#### [EXERCISE TASK]
Count how many lines contain the word "nadanie". Respond with the number alone.

Begin INPUT

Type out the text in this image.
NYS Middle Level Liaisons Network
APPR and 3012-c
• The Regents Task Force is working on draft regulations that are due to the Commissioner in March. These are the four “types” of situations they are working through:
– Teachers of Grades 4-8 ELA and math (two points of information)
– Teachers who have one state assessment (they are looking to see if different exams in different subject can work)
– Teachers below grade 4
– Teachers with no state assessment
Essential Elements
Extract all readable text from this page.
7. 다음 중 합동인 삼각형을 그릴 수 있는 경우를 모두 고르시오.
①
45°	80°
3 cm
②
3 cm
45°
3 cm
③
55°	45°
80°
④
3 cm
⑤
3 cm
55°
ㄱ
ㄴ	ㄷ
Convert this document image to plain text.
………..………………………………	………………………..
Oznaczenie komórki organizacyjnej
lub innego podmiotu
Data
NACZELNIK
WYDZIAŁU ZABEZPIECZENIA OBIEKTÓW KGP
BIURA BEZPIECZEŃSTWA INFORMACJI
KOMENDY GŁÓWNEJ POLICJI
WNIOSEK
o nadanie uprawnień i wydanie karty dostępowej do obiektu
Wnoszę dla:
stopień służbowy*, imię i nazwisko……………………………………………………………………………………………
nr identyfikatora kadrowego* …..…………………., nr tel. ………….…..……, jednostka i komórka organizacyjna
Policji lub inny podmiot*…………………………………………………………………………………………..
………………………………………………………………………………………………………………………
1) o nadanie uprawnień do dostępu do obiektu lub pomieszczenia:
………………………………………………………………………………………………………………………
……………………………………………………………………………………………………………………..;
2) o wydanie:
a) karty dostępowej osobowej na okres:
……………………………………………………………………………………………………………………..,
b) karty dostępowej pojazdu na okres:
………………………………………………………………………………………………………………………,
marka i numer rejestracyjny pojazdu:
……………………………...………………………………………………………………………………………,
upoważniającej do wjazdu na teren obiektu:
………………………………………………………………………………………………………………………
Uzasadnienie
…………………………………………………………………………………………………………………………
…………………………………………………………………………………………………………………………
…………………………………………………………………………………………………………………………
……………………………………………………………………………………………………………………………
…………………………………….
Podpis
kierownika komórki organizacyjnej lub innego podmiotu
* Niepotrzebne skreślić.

End INPUT

#### [RESULT FOR THIS TASK]
2